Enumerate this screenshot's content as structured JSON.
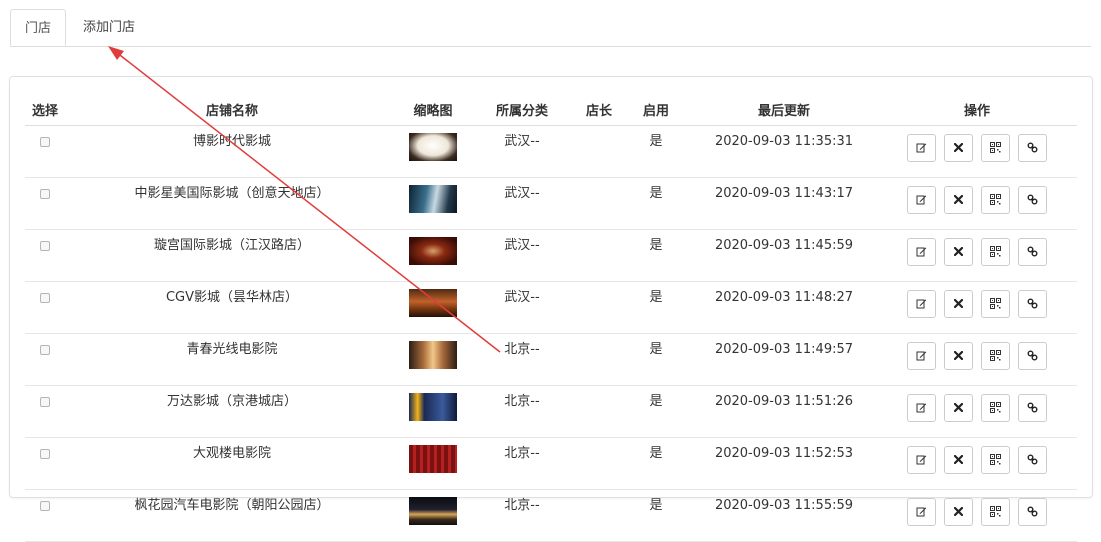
{
  "tabs": [
    {
      "label": "门店",
      "active": true
    },
    {
      "label": "添加门店",
      "active": false
    }
  ],
  "table": {
    "headers": [
      "选择",
      "店铺名称",
      "缩略图",
      "所属分类",
      "店长",
      "启用",
      "最后更新",
      "操作"
    ],
    "rows": [
      {
        "name": "博影时代影城",
        "thumb": "screen-white",
        "category": "武汉--",
        "manager": "",
        "enabled": "是",
        "updated": "2020-09-03 11:35:31"
      },
      {
        "name": "中影星美国际影城（创意天地店）",
        "thumb": "lobby-blue",
        "category": "武汉--",
        "manager": "",
        "enabled": "是",
        "updated": "2020-09-03 11:43:17"
      },
      {
        "name": "璇宫国际影城（江汉路店）",
        "thumb": "hall-red",
        "category": "武汉--",
        "manager": "",
        "enabled": "是",
        "updated": "2020-09-03 11:45:59"
      },
      {
        "name": "CGV影城（昙华林店）",
        "thumb": "lobby-orange",
        "category": "武汉--",
        "manager": "",
        "enabled": "是",
        "updated": "2020-09-03 11:48:27"
      },
      {
        "name": "青春光线电影院",
        "thumb": "corridor-warm",
        "category": "北京--",
        "manager": "",
        "enabled": "是",
        "updated": "2020-09-03 11:49:57"
      },
      {
        "name": "万达影城（京港城店）",
        "thumb": "sign-4d",
        "category": "北京--",
        "manager": "",
        "enabled": "是",
        "updated": "2020-09-03 11:51:26"
      },
      {
        "name": "大观楼电影院",
        "thumb": "seats-red",
        "category": "北京--",
        "manager": "",
        "enabled": "是",
        "updated": "2020-09-03 11:52:53"
      },
      {
        "name": "枫花园汽车电影院（朝阳公园店）",
        "thumb": "night-outdoor",
        "category": "北京--",
        "manager": "",
        "enabled": "是",
        "updated": "2020-09-03 11:55:59"
      }
    ],
    "actions": [
      "edit-icon",
      "delete-icon",
      "qrcode-icon",
      "link-icon"
    ]
  },
  "colors": {
    "annotation_arrow": "#e03c3c"
  }
}
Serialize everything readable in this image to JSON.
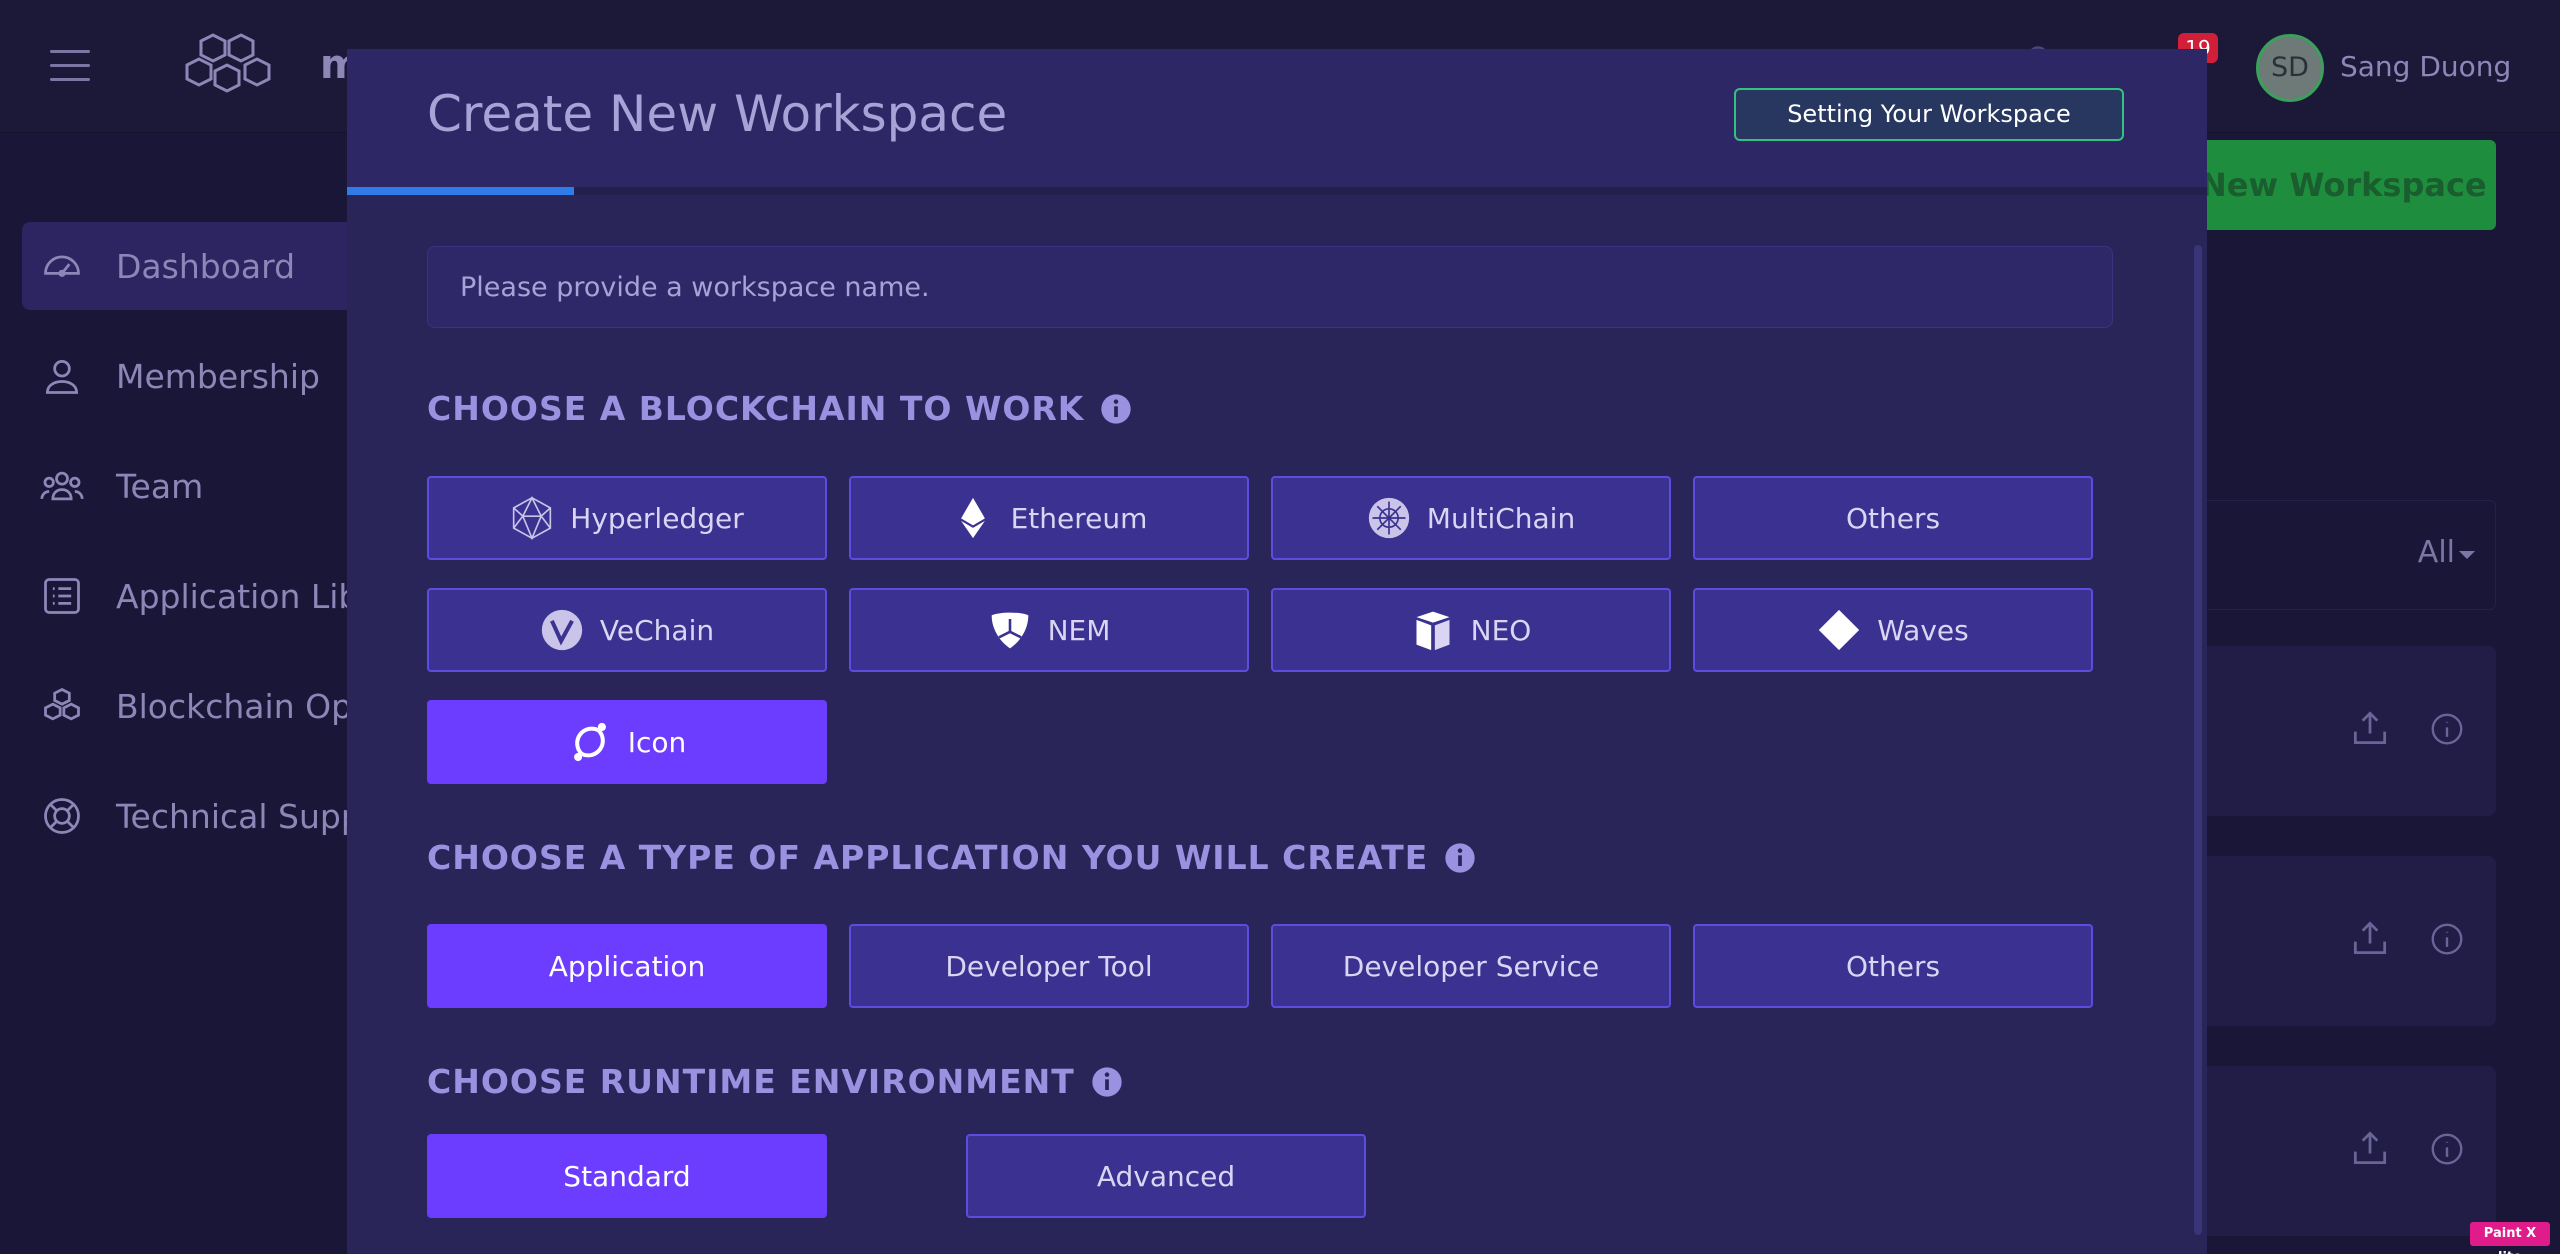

▶ **Description of the task**
Reproduce the material in its entirety and word for word, without the pictures.

▶ **Completed exercise**
Enumerate this screenshot's content as structured JSON.
{
  "tabs": [
    {
      "label": "门店",
      "active": true
    },
    {
      "label": "添加门店",
      "active": false
    }
  ],
  "table": {
    "headers": [
      "选择",
      "店铺名称",
      "缩略图",
      "所属分类",
      "店长",
      "启用",
      "最后更新",
      "操作"
    ],
    "rows": [
      {
        "name": "博影时代影城",
        "thumb": "screen-white",
        "category": "武汉--",
        "manager": "",
        "enabled": "是",
        "updated": "2020-09-03 11:35:31"
      },
      {
        "name": "中影星美国际影城（创意天地店）",
        "thumb": "lobby-blue",
        "category": "武汉--",
        "manager": "",
        "enabled": "是",
        "updated": "2020-09-03 11:43:17"
      },
      {
        "name": "璇宫国际影城（江汉路店）",
        "thumb": "hall-red",
        "category": "武汉--",
        "manager": "",
        "enabled": "是",
        "updated": "2020-09-03 11:45:59"
      },
      {
        "name": "CGV影城（昙华林店）",
        "thumb": "lobby-orange",
        "category": "武汉--",
        "manager": "",
        "enabled": "是",
        "updated": "2020-09-03 11:48:27"
      },
      {
        "name": "青春光线电影院",
        "thumb": "corridor-warm",
        "category": "北京--",
        "manager": "",
        "enabled": "是",
        "updated": "2020-09-03 11:49:57"
      },
      {
        "name": "万达影城（京港城店）",
        "thumb": "sign-4d",
        "category": "北京--",
        "manager": "",
        "enabled": "是",
        "updated": "2020-09-03 11:51:26"
      },
      {
        "name": "大观楼电影院",
        "thumb": "seats-red",
        "category": "北京--",
        "manager": "",
        "enabled": "是",
        "updated": "2020-09-03 11:52:53"
      },
      {
        "name": "枫花园汽车电影院（朝阳公园店）",
        "thumb": "night-outdoor",
        "category": "北京--",
        "manager": "",
        "enabled": "是",
        "updated": "2020-09-03 11:55:59"
      }
    ],
    "actions": [
      "edit-icon",
      "delete-icon",
      "qrcode-icon",
      "link-icon"
    ]
  },
  "colors": {
    "annotation_arrow": "#e03c3c"
  }
}
Serialize everything readable in this image to JSON.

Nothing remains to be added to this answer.